● Direction: Write every record out again exactly, and keep images out of it.
──────── Dataset content ────────
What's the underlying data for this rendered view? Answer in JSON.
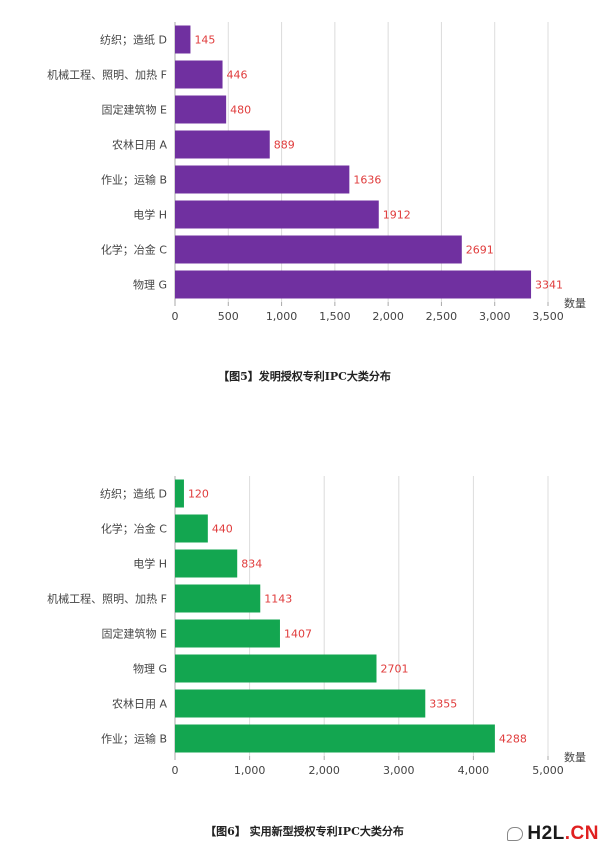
{
  "chart_data": [
    {
      "type": "bar",
      "orientation": "horizontal",
      "categories": [
        "纺织；造纸 D",
        "机械工程、照明、加热 F",
        "固定建筑物 E",
        "农林日用 A",
        "作业；运输 B",
        "电学 H",
        "化学；冶金 C",
        "物理 G"
      ],
      "values": [
        145,
        446,
        480,
        889,
        1636,
        1912,
        2691,
        3341
      ],
      "value_labels": [
        "145",
        "446",
        "480",
        "889",
        "1636",
        "1912",
        "2691",
        "3341"
      ],
      "xlabel": "数量",
      "xlim": [
        0,
        3500
      ],
      "xticks": [
        0,
        500,
        1000,
        1500,
        2000,
        2500,
        3000,
        3500
      ],
      "xtick_labels": [
        "0",
        "500",
        "1,000",
        "1,500",
        "2,000",
        "2,500",
        "3,000",
        "3,500"
      ],
      "bar_color": "#7030a0",
      "label_color": "#e03c3c",
      "grid": true,
      "caption": "【图5】发明授权专利IPC大类分布"
    },
    {
      "type": "bar",
      "orientation": "horizontal",
      "categories": [
        "纺织；造纸 D",
        "化学；冶金 C",
        "电学 H",
        "机械工程、照明、加热 F",
        "固定建筑物 E",
        "物理 G",
        "农林日用 A",
        "作业；运输 B"
      ],
      "values": [
        120,
        440,
        834,
        1143,
        1407,
        2701,
        3355,
        4288
      ],
      "value_labels": [
        "120",
        "440",
        "834",
        "1143",
        "1407",
        "2701",
        "3355",
        "4288"
      ],
      "xlabel": "数量",
      "xlim": [
        0,
        5000
      ],
      "xticks": [
        0,
        1000,
        2000,
        3000,
        4000,
        5000
      ],
      "xtick_labels": [
        "0",
        "1,000",
        "2,000",
        "3,000",
        "4,000",
        "5,000"
      ],
      "bar_color": "#13a650",
      "label_color": "#e03c3c",
      "grid": true,
      "caption": "【图6】 实用新型授权专利IPC大类分布"
    }
  ],
  "watermark": {
    "icon": "wechat-bubble-icon",
    "text_main": "H2L",
    "text_accent": ".CN"
  }
}
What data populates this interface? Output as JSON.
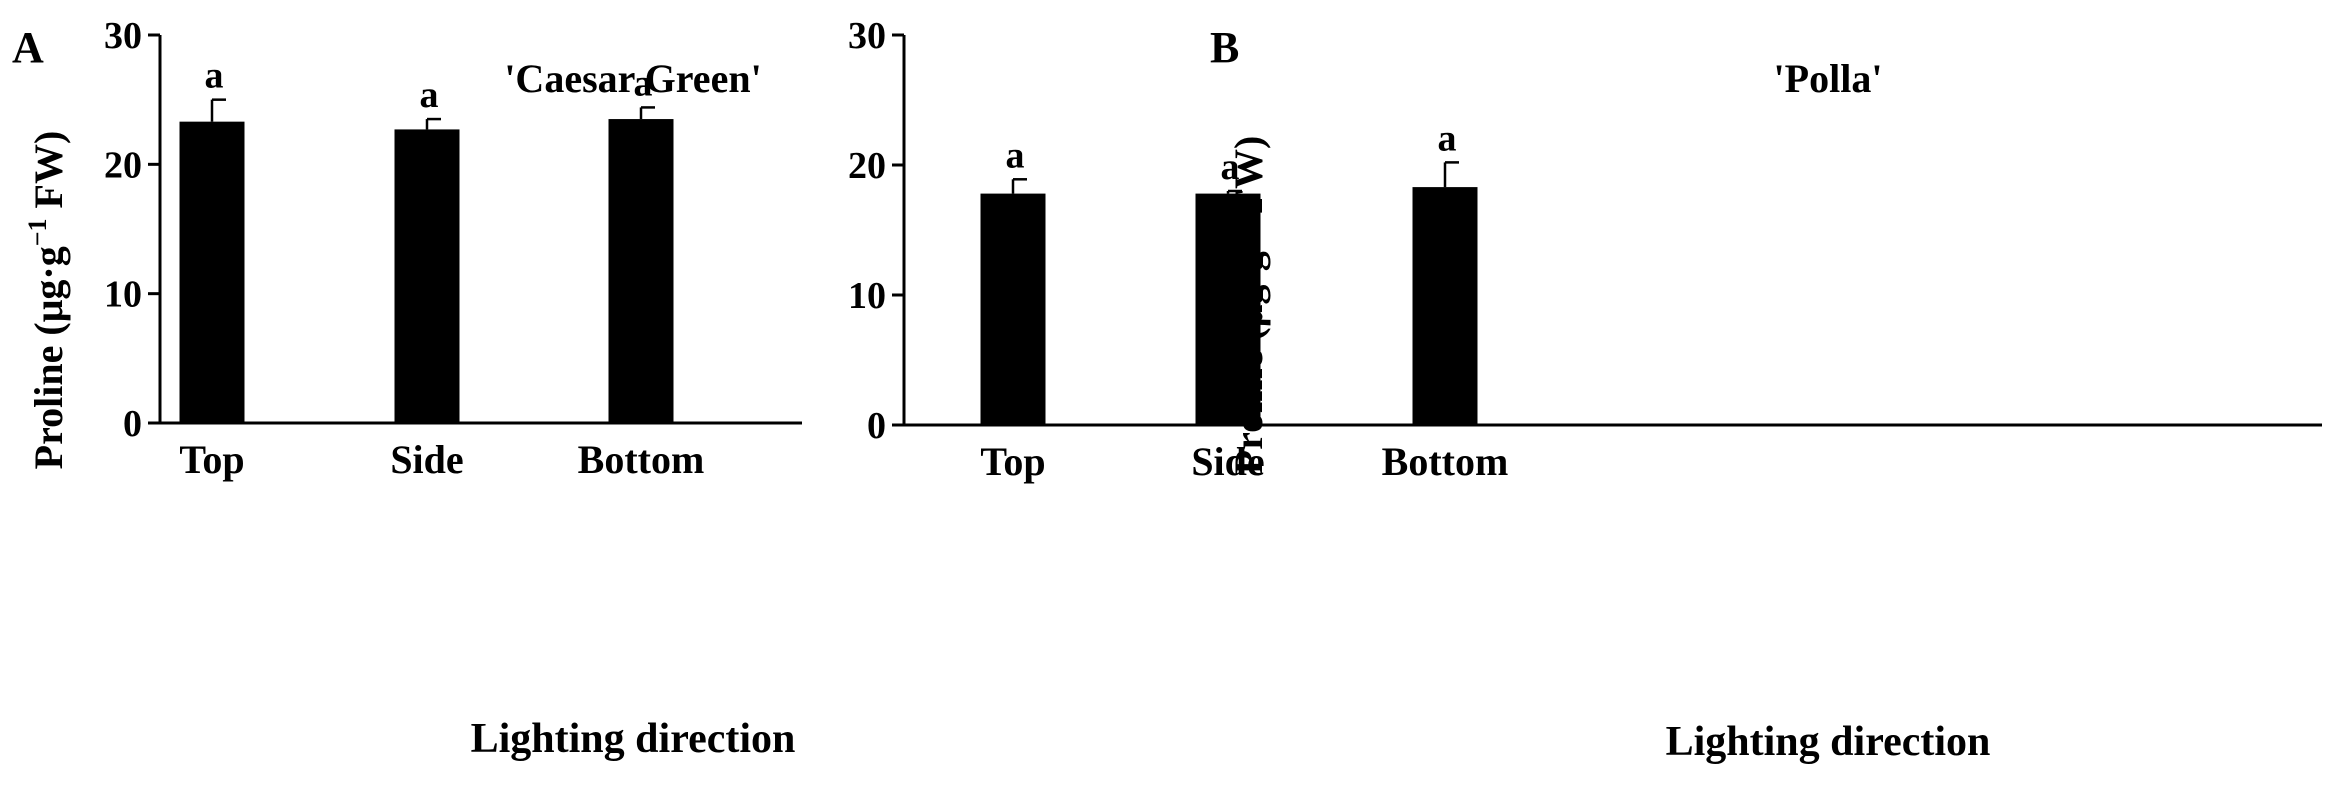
{
  "chart_data": [
    {
      "panel_label": "A",
      "type": "bar",
      "title": "'Caesar Green'",
      "xlabel": "Lighting direction",
      "ylabel_main": "Proline (μg·g",
      "ylabel_sup": "−1",
      "ylabel_end": " FW)",
      "categories": [
        "Top",
        "Side",
        "Bottom"
      ],
      "values": [
        23.3,
        22.7,
        23.5
      ],
      "errors": [
        1.7,
        0.8,
        0.9
      ],
      "significance": [
        "a",
        "a",
        "a"
      ],
      "ylim": [
        0,
        30
      ],
      "yticks": [
        0,
        10,
        20,
        30
      ],
      "ytick_labels": [
        "0",
        "10",
        "20",
        "30"
      ]
    },
    {
      "panel_label": "B",
      "type": "bar",
      "title": "'Polla'",
      "xlabel": "Lighting direction",
      "ylabel_main": "Proline (μg·g",
      "ylabel_sup": "−1",
      "ylabel_end": " FW)",
      "categories": [
        "Top",
        "Side",
        "Bottom"
      ],
      "values": [
        17.8,
        17.8,
        18.3
      ],
      "errors": [
        1.1,
        0.2,
        1.9
      ],
      "significance": [
        "a",
        "a",
        "a"
      ],
      "ylim": [
        0,
        30
      ],
      "yticks": [
        0,
        10,
        20,
        30
      ],
      "ytick_labels": [
        "0",
        "10",
        "20",
        "30"
      ]
    }
  ]
}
────────
● The solution:
What's the underlying data for this rendered view? Answer in JSON.
{
  "chart_data": [
    {
      "type": "bar",
      "orientation": "horizontal",
      "categories": [
        "纺织；造纸 D",
        "机械工程、照明、加热 F",
        "固定建筑物 E",
        "农林日用 A",
        "作业；运输 B",
        "电学 H",
        "化学；冶金 C",
        "物理 G"
      ],
      "values": [
        145,
        446,
        480,
        889,
        1636,
        1912,
        2691,
        3341
      ],
      "value_labels": [
        "145",
        "446",
        "480",
        "889",
        "1636",
        "1912",
        "2691",
        "3341"
      ],
      "xlabel": "数量",
      "xlim": [
        0,
        3500
      ],
      "xticks": [
        0,
        500,
        1000,
        1500,
        2000,
        2500,
        3000,
        3500
      ],
      "xtick_labels": [
        "0",
        "500",
        "1,000",
        "1,500",
        "2,000",
        "2,500",
        "3,000",
        "3,500"
      ],
      "bar_color": "#7030a0",
      "label_color": "#e03c3c",
      "grid": true,
      "caption": "【图5】发明授权专利IPC大类分布"
    },
    {
      "type": "bar",
      "orientation": "horizontal",
      "categories": [
        "纺织；造纸 D",
        "化学；冶金 C",
        "电学 H",
        "机械工程、照明、加热 F",
        "固定建筑物 E",
        "物理 G",
        "农林日用 A",
        "作业；运输 B"
      ],
      "values": [
        120,
        440,
        834,
        1143,
        1407,
        2701,
        3355,
        4288
      ],
      "value_labels": [
        "120",
        "440",
        "834",
        "1143",
        "1407",
        "2701",
        "3355",
        "4288"
      ],
      "xlabel": "数量",
      "xlim": [
        0,
        5000
      ],
      "xticks": [
        0,
        1000,
        2000,
        3000,
        4000,
        5000
      ],
      "xtick_labels": [
        "0",
        "1,000",
        "2,000",
        "3,000",
        "4,000",
        "5,000"
      ],
      "bar_color": "#13a650",
      "label_color": "#e03c3c",
      "grid": true,
      "caption": "【图6】 实用新型授权专利IPC大类分布"
    }
  ],
  "watermark": {
    "icon": "wechat-bubble-icon",
    "text_main": "H2L",
    "text_accent": ".CN"
  }
}
What data populates this interface? Output as JSON.
{
  "chart_data": [
    {
      "panel_label": "A",
      "type": "bar",
      "title": "'Caesar Green'",
      "xlabel": "Lighting direction",
      "ylabel_main": "Proline (μg·g",
      "ylabel_sup": "−1",
      "ylabel_end": " FW)",
      "categories": [
        "Top",
        "Side",
        "Bottom"
      ],
      "values": [
        23.3,
        22.7,
        23.5
      ],
      "errors": [
        1.7,
        0.8,
        0.9
      ],
      "significance": [
        "a",
        "a",
        "a"
      ],
      "ylim": [
        0,
        30
      ],
      "yticks": [
        0,
        10,
        20,
        30
      ],
      "ytick_labels": [
        "0",
        "10",
        "20",
        "30"
      ]
    },
    {
      "panel_label": "B",
      "type": "bar",
      "title": "'Polla'",
      "xlabel": "Lighting direction",
      "ylabel_main": "Proline (μg·g",
      "ylabel_sup": "−1",
      "ylabel_end": " FW)",
      "categories": [
        "Top",
        "Side",
        "Bottom"
      ],
      "values": [
        17.8,
        17.8,
        18.3
      ],
      "errors": [
        1.1,
        0.2,
        1.9
      ],
      "significance": [
        "a",
        "a",
        "a"
      ],
      "ylim": [
        0,
        30
      ],
      "yticks": [
        0,
        10,
        20,
        30
      ],
      "ytick_labels": [
        "0",
        "10",
        "20",
        "30"
      ]
    }
  ]
}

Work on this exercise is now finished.